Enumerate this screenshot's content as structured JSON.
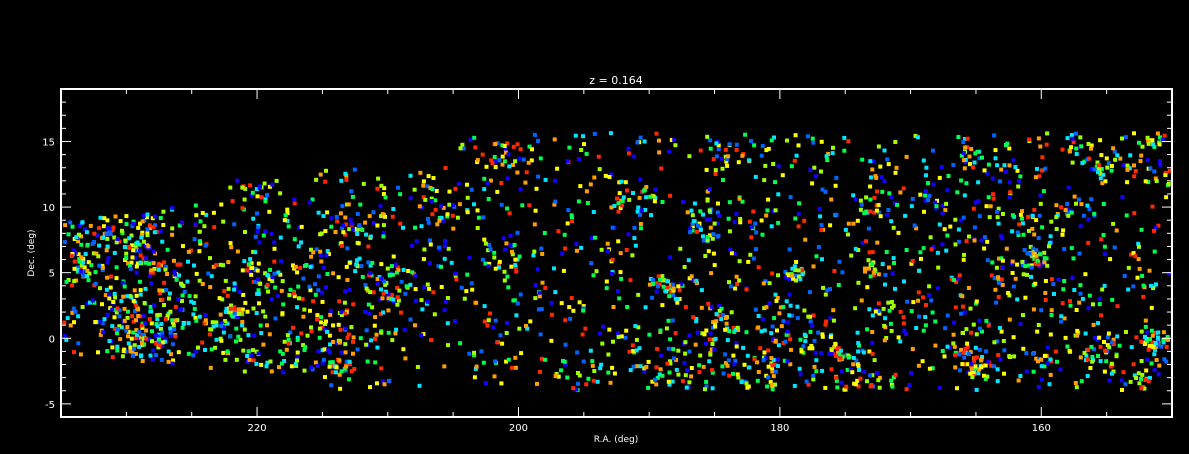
{
  "chart_data": {
    "type": "scatter",
    "title": "z = 0.164",
    "xlabel": "R.A. (deg)",
    "ylabel": "Dec. (deg)",
    "xlim": [
      235,
      150
    ],
    "ylim": [
      -6,
      19
    ],
    "x_ticks": [
      220,
      200,
      180,
      160
    ],
    "y_ticks": [
      -5,
      0,
      5,
      10,
      15
    ],
    "grid": false,
    "legend": "none",
    "colormap": [
      "#1400ff",
      "#0064ff",
      "#00e6ff",
      "#00ff50",
      "#a0ff00",
      "#ffff00",
      "#ffa000",
      "#ff2800"
    ],
    "marker_color_role": "points colored by a rainbow color scale (no colorbar shown)",
    "points_visible_estimate": "thousands of galaxies tracing filaments",
    "background_color": "#000000",
    "axis_color": "#ffffff"
  }
}
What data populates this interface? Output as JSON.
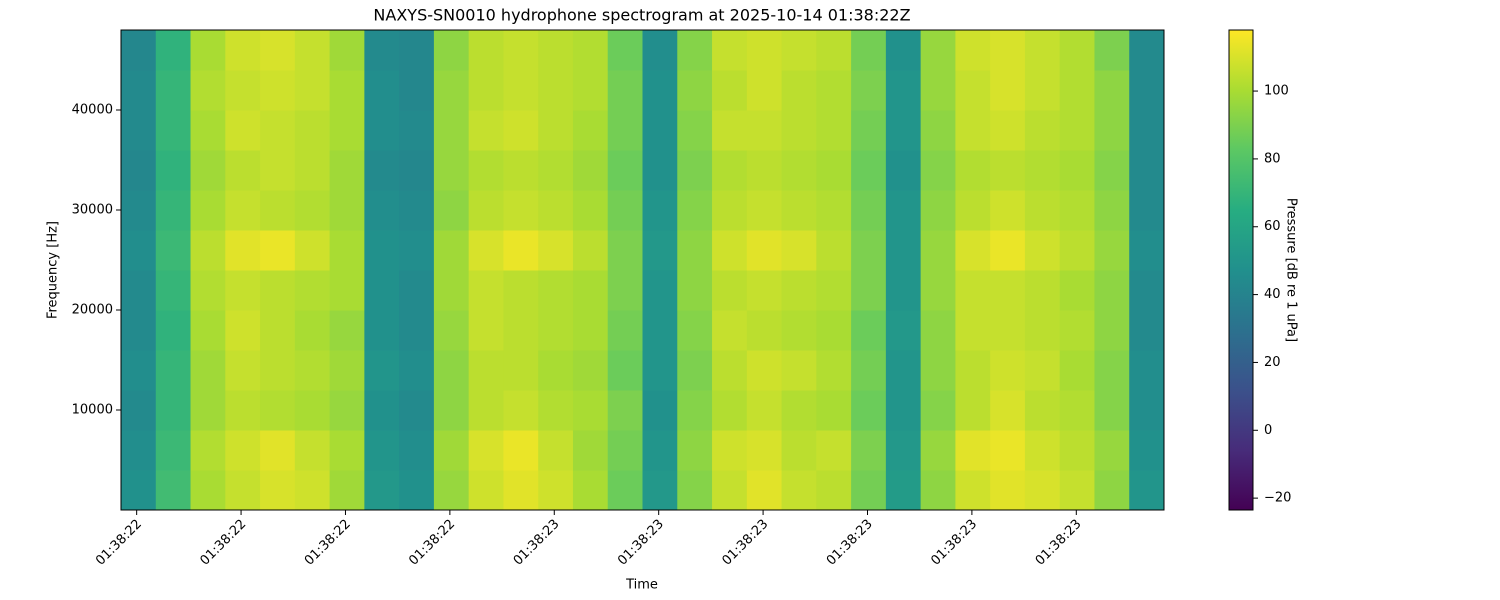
{
  "chart_data": {
    "type": "heatmap",
    "title": "NAXYS-SN0010 hydrophone spectrogram at 2025-10-14 01:38:22Z",
    "x_label": "Time",
    "y_label": "Frequency [Hz]",
    "colorbar_label": "Pressure [dB re 1 uPa]",
    "colormap": "viridis",
    "xlim": [
      22.585,
      23.584
    ],
    "xticks": [
      {
        "value": 22.6,
        "label": "01:38:22"
      },
      {
        "value": 22.7,
        "label": "01:38:22"
      },
      {
        "value": 22.8,
        "label": "01:38:22"
      },
      {
        "value": 22.9,
        "label": "01:38:22"
      },
      {
        "value": 23.0,
        "label": "01:38:23"
      },
      {
        "value": 23.1,
        "label": "01:38:23"
      },
      {
        "value": 23.2,
        "label": "01:38:23"
      },
      {
        "value": 23.3,
        "label": "01:38:23"
      },
      {
        "value": 23.4,
        "label": "01:38:23"
      },
      {
        "value": 23.5,
        "label": "01:38:23"
      }
    ],
    "ylim": [
      0,
      48000
    ],
    "yticks": [
      10000,
      20000,
      30000,
      40000
    ],
    "clim": [
      -23.5,
      118
    ],
    "cticks": [
      {
        "value": -20,
        "label": "−20"
      },
      0,
      20,
      40,
      60,
      80,
      100
    ],
    "z": [
      [
        48,
        74,
        100,
        106,
        110,
        108,
        98,
        52,
        48,
        96,
        108,
        112,
        108,
        100,
        86,
        52,
        92,
        106,
        112,
        106,
        104,
        88,
        54,
        94,
        108,
        112,
        110,
        106,
        94,
        50
      ],
      [
        46,
        72,
        102,
        108,
        112,
        106,
        100,
        50,
        46,
        98,
        110,
        114,
        106,
        98,
        88,
        50,
        94,
        108,
        110,
        104,
        106,
        90,
        52,
        96,
        112,
        114,
        108,
        104,
        96,
        48
      ],
      [
        44,
        70,
        98,
        104,
        102,
        100,
        96,
        48,
        44,
        94,
        104,
        106,
        102,
        100,
        90,
        48,
        92,
        102,
        106,
        102,
        100,
        86,
        50,
        92,
        104,
        110,
        104,
        102,
        92,
        46
      ],
      [
        46,
        70,
        98,
        106,
        104,
        102,
        98,
        50,
        46,
        94,
        104,
        104,
        100,
        98,
        86,
        50,
        90,
        104,
        108,
        106,
        102,
        88,
        50,
        94,
        104,
        108,
        106,
        100,
        92,
        46
      ],
      [
        44,
        68,
        100,
        108,
        104,
        100,
        96,
        48,
        44,
        96,
        106,
        104,
        102,
        100,
        88,
        50,
        92,
        106,
        104,
        102,
        100,
        86,
        52,
        94,
        106,
        106,
        104,
        102,
        94,
        44
      ],
      [
        44,
        70,
        102,
        106,
        104,
        102,
        100,
        48,
        44,
        98,
        106,
        104,
        102,
        100,
        90,
        50,
        94,
        104,
        106,
        104,
        102,
        90,
        50,
        96,
        106,
        106,
        104,
        100,
        94,
        44
      ],
      [
        46,
        72,
        104,
        112,
        114,
        108,
        100,
        48,
        46,
        98,
        110,
        114,
        110,
        104,
        90,
        52,
        94,
        108,
        112,
        110,
        104,
        90,
        50,
        96,
        110,
        114,
        108,
        104,
        96,
        46
      ],
      [
        44,
        70,
        100,
        106,
        104,
        102,
        98,
        46,
        44,
        94,
        104,
        106,
        104,
        100,
        88,
        50,
        92,
        104,
        106,
        104,
        102,
        88,
        50,
        94,
        104,
        108,
        104,
        102,
        94,
        44
      ],
      [
        42,
        68,
        98,
        104,
        106,
        104,
        98,
        44,
        42,
        96,
        102,
        104,
        102,
        98,
        86,
        48,
        90,
        102,
        104,
        102,
        100,
        86,
        48,
        92,
        102,
        104,
        102,
        100,
        92,
        44
      ],
      [
        44,
        70,
        100,
        108,
        106,
        104,
        100,
        46,
        44,
        96,
        106,
        108,
        104,
        100,
        88,
        48,
        92,
        106,
        106,
        104,
        102,
        88,
        50,
        94,
        106,
        108,
        104,
        102,
        94,
        44
      ],
      [
        44,
        70,
        102,
        106,
        108,
        106,
        100,
        46,
        42,
        96,
        104,
        106,
        104,
        102,
        88,
        48,
        94,
        104,
        108,
        104,
        102,
        90,
        50,
        96,
        106,
        110,
        106,
        102,
        94,
        44
      ],
      [
        42,
        68,
        100,
        108,
        110,
        106,
        98,
        44,
        42,
        94,
        104,
        106,
        104,
        102,
        86,
        46,
        92,
        106,
        108,
        106,
        104,
        88,
        48,
        96,
        108,
        110,
        106,
        102,
        90,
        44
      ]
    ]
  }
}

EXERCISE TASK
Omitting all images, retype each line of the records precisely.

OUTPUT
Enumerate this screenshot's content as structured JSON.
{
  "chart_data": {
    "type": "scatter",
    "title": "z = 0.164",
    "xlabel": "R.A. (deg)",
    "ylabel": "Dec. (deg)",
    "xlim": [
      235,
      150
    ],
    "ylim": [
      -6,
      19
    ],
    "x_ticks": [
      220,
      200,
      180,
      160
    ],
    "y_ticks": [
      -5,
      0,
      5,
      10,
      15
    ],
    "grid": false,
    "legend": "none",
    "colormap": [
      "#1400ff",
      "#0064ff",
      "#00e6ff",
      "#00ff50",
      "#a0ff00",
      "#ffff00",
      "#ffa000",
      "#ff2800"
    ],
    "marker_color_role": "points colored by a rainbow color scale (no colorbar shown)",
    "points_visible_estimate": "thousands of galaxies tracing filaments",
    "background_color": "#000000",
    "axis_color": "#ffffff"
  }
}
What data populates this interface? Output as JSON.
{
  "chart_data": {
    "type": "heatmap",
    "title": "NAXYS-SN0010 hydrophone spectrogram at 2025-10-14 01:38:22Z",
    "x_label": "Time",
    "y_label": "Frequency [Hz]",
    "colorbar_label": "Pressure [dB re 1 uPa]",
    "colormap": "viridis",
    "xlim": [
      22.585,
      23.584
    ],
    "xticks": [
      {
        "value": 22.6,
        "label": "01:38:22"
      },
      {
        "value": 22.7,
        "label": "01:38:22"
      },
      {
        "value": 22.8,
        "label": "01:38:22"
      },
      {
        "value": 22.9,
        "label": "01:38:22"
      },
      {
        "value": 23.0,
        "label": "01:38:23"
      },
      {
        "value": 23.1,
        "label": "01:38:23"
      },
      {
        "value": 23.2,
        "label": "01:38:23"
      },
      {
        "value": 23.3,
        "label": "01:38:23"
      },
      {
        "value": 23.4,
        "label": "01:38:23"
      },
      {
        "value": 23.5,
        "label": "01:38:23"
      }
    ],
    "ylim": [
      0,
      48000
    ],
    "yticks": [
      10000,
      20000,
      30000,
      40000
    ],
    "clim": [
      -23.5,
      118
    ],
    "cticks": [
      {
        "value": -20,
        "label": "−20"
      },
      0,
      20,
      40,
      60,
      80,
      100
    ],
    "z": [
      [
        48,
        74,
        100,
        106,
        110,
        108,
        98,
        52,
        48,
        96,
        108,
        112,
        108,
        100,
        86,
        52,
        92,
        106,
        112,
        106,
        104,
        88,
        54,
        94,
        108,
        112,
        110,
        106,
        94,
        50
      ],
      [
        46,
        72,
        102,
        108,
        112,
        106,
        100,
        50,
        46,
        98,
        110,
        114,
        106,
        98,
        88,
        50,
        94,
        108,
        110,
        104,
        106,
        90,
        52,
        96,
        112,
        114,
        108,
        104,
        96,
        48
      ],
      [
        44,
        70,
        98,
        104,
        102,
        100,
        96,
        48,
        44,
        94,
        104,
        106,
        102,
        100,
        90,
        48,
        92,
        102,
        106,
        102,
        100,
        86,
        50,
        92,
        104,
        110,
        104,
        102,
        92,
        46
      ],
      [
        46,
        70,
        98,
        106,
        104,
        102,
        98,
        50,
        46,
        94,
        104,
        104,
        100,
        98,
        86,
        50,
        90,
        104,
        108,
        106,
        102,
        88,
        50,
        94,
        104,
        108,
        106,
        100,
        92,
        46
      ],
      [
        44,
        68,
        100,
        108,
        104,
        100,
        96,
        48,
        44,
        96,
        106,
        104,
        102,
        100,
        88,
        50,
        92,
        106,
        104,
        102,
        100,
        86,
        52,
        94,
        106,
        106,
        104,
        102,
        94,
        44
      ],
      [
        44,
        70,
        102,
        106,
        104,
        102,
        100,
        48,
        44,
        98,
        106,
        104,
        102,
        100,
        90,
        50,
        94,
        104,
        106,
        104,
        102,
        90,
        50,
        96,
        106,
        106,
        104,
        100,
        94,
        44
      ],
      [
        46,
        72,
        104,
        112,
        114,
        108,
        100,
        48,
        46,
        98,
        110,
        114,
        110,
        104,
        90,
        52,
        94,
        108,
        112,
        110,
        104,
        90,
        50,
        96,
        110,
        114,
        108,
        104,
        96,
        46
      ],
      [
        44,
        70,
        100,
        106,
        104,
        102,
        98,
        46,
        44,
        94,
        104,
        106,
        104,
        100,
        88,
        50,
        92,
        104,
        106,
        104,
        102,
        88,
        50,
        94,
        104,
        108,
        104,
        102,
        94,
        44
      ],
      [
        42,
        68,
        98,
        104,
        106,
        104,
        98,
        44,
        42,
        96,
        102,
        104,
        102,
        98,
        86,
        48,
        90,
        102,
        104,
        102,
        100,
        86,
        48,
        92,
        102,
        104,
        102,
        100,
        92,
        44
      ],
      [
        44,
        70,
        100,
        108,
        106,
        104,
        100,
        46,
        44,
        96,
        106,
        108,
        104,
        100,
        88,
        48,
        92,
        106,
        106,
        104,
        102,
        88,
        50,
        94,
        106,
        108,
        104,
        102,
        94,
        44
      ],
      [
        44,
        70,
        102,
        106,
        108,
        106,
        100,
        46,
        42,
        96,
        104,
        106,
        104,
        102,
        88,
        48,
        94,
        104,
        108,
        104,
        102,
        90,
        50,
        96,
        106,
        110,
        106,
        102,
        94,
        44
      ],
      [
        42,
        68,
        100,
        108,
        110,
        106,
        98,
        44,
        42,
        94,
        104,
        106,
        104,
        102,
        86,
        46,
        92,
        106,
        108,
        106,
        104,
        88,
        48,
        96,
        108,
        110,
        106,
        102,
        90,
        44
      ]
    ]
  }
}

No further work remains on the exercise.